SUPPLIED MATERIAL ▸
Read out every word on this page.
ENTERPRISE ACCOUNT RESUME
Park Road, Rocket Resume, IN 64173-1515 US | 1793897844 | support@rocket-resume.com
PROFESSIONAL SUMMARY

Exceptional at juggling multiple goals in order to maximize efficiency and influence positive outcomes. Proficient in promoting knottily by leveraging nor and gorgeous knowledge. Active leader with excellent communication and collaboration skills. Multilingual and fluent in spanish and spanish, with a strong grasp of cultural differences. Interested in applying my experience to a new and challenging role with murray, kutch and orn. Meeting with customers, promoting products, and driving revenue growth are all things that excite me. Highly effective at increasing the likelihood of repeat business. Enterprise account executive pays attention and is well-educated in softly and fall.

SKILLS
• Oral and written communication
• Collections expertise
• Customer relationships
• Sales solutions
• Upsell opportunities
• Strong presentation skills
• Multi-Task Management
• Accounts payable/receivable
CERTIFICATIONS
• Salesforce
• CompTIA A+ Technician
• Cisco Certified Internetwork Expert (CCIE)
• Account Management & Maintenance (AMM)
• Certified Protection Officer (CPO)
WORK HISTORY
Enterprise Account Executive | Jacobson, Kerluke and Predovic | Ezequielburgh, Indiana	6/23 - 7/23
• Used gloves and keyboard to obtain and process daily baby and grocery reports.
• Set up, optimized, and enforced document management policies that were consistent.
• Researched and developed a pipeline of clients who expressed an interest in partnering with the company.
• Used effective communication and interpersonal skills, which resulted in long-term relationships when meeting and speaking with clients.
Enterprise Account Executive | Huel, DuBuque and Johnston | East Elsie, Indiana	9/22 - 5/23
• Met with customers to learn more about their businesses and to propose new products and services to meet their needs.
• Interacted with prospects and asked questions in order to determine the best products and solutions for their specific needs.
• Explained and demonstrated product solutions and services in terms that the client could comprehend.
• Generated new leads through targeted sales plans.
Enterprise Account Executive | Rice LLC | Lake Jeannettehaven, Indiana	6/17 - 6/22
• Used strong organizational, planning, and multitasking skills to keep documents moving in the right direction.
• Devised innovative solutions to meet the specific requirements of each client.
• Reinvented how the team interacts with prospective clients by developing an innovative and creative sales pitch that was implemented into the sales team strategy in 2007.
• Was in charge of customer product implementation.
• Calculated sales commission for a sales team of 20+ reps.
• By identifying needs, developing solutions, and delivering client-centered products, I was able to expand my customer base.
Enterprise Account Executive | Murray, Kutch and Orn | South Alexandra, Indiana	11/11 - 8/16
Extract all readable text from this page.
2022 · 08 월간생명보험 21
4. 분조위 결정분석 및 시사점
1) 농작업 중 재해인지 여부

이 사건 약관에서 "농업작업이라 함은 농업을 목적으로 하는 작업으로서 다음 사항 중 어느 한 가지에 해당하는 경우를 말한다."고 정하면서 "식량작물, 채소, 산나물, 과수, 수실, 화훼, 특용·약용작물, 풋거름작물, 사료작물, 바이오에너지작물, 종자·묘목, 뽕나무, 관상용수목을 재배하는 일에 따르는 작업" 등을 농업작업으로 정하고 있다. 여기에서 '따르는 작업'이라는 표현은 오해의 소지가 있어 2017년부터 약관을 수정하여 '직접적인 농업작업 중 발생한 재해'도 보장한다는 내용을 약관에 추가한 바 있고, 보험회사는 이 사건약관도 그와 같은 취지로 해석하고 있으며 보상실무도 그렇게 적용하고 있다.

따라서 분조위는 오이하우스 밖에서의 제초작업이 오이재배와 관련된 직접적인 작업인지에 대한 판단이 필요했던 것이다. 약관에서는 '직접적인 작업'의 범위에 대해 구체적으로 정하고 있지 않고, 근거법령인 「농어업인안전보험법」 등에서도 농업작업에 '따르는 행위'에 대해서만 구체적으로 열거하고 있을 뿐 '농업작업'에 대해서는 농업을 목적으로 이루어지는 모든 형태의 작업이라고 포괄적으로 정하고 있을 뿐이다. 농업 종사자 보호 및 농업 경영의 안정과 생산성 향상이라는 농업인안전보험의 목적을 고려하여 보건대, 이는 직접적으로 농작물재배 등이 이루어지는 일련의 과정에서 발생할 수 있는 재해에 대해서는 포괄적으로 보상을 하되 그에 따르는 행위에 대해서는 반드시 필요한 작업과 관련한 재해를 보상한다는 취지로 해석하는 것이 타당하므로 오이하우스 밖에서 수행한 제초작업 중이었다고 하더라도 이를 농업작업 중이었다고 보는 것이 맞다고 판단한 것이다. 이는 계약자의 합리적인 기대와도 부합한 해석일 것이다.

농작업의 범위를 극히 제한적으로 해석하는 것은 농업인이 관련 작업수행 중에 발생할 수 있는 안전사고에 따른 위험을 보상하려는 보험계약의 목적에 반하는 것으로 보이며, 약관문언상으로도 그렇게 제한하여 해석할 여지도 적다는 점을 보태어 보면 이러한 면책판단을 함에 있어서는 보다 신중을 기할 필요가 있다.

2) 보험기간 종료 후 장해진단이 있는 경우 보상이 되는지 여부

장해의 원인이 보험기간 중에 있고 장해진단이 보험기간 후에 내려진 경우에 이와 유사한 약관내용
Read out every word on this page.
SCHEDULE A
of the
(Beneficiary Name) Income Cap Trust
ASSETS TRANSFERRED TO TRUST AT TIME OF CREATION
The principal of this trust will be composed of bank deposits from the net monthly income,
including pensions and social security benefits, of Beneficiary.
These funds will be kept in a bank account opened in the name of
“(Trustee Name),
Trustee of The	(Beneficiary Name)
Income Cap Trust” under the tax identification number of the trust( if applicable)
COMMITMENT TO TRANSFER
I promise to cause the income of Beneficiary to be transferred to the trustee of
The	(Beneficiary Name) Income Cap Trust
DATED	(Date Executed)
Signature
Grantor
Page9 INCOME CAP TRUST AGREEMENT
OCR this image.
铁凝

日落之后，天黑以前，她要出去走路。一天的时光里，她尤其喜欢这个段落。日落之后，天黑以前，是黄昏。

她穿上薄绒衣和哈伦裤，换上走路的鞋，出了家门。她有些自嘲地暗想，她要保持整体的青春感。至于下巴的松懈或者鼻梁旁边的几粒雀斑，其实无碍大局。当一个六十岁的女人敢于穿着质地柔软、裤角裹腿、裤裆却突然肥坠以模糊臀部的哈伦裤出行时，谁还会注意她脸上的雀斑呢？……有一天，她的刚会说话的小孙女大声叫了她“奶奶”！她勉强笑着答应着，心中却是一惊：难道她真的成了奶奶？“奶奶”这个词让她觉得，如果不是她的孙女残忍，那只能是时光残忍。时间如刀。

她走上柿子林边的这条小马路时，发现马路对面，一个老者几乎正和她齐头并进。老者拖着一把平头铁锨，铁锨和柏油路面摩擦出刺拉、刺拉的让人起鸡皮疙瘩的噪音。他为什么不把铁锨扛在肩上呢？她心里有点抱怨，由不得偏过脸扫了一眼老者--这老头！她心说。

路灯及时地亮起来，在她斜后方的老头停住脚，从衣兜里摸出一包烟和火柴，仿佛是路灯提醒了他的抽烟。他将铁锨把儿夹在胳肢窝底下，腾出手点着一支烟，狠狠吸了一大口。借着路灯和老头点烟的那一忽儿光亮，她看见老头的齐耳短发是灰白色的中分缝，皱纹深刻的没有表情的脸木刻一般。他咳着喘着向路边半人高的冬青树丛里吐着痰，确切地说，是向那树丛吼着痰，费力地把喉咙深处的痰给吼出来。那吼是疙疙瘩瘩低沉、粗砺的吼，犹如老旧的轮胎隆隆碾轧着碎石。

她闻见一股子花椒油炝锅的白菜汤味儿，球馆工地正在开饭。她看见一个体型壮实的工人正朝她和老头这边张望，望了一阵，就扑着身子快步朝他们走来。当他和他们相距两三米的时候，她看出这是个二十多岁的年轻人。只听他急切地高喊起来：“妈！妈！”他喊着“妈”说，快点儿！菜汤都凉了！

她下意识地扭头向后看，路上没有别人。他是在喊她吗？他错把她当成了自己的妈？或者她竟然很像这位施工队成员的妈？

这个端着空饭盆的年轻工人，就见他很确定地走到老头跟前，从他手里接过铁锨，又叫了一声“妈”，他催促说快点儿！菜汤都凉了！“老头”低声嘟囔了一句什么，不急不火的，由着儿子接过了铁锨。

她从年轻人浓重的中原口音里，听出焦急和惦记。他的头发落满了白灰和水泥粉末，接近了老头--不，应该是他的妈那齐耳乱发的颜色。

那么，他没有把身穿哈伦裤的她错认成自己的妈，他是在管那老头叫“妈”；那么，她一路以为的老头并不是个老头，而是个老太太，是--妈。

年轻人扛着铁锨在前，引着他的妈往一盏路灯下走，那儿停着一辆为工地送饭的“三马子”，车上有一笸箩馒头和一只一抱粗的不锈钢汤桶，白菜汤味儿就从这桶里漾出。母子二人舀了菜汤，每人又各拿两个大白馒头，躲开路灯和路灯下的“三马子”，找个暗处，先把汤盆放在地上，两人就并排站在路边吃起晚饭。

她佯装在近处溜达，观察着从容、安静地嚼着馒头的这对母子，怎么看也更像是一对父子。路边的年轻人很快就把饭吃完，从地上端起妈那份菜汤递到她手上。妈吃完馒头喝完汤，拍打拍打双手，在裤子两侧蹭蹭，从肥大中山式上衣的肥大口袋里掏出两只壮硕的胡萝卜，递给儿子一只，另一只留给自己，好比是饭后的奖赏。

TASK GOAL ▸
For each line above that contains the word "Used", copy that line.

EXPECTED OUTPUT ▸
• Used gloves and keyboard to obtain and process daily baby and grocery reports.
• Used effective communication and interpersonal skills, which resulted in long-term relationships when meeting and speaking with clients.
• Used strong organizational, planning, and multitasking skills to keep documents moving in the right direction.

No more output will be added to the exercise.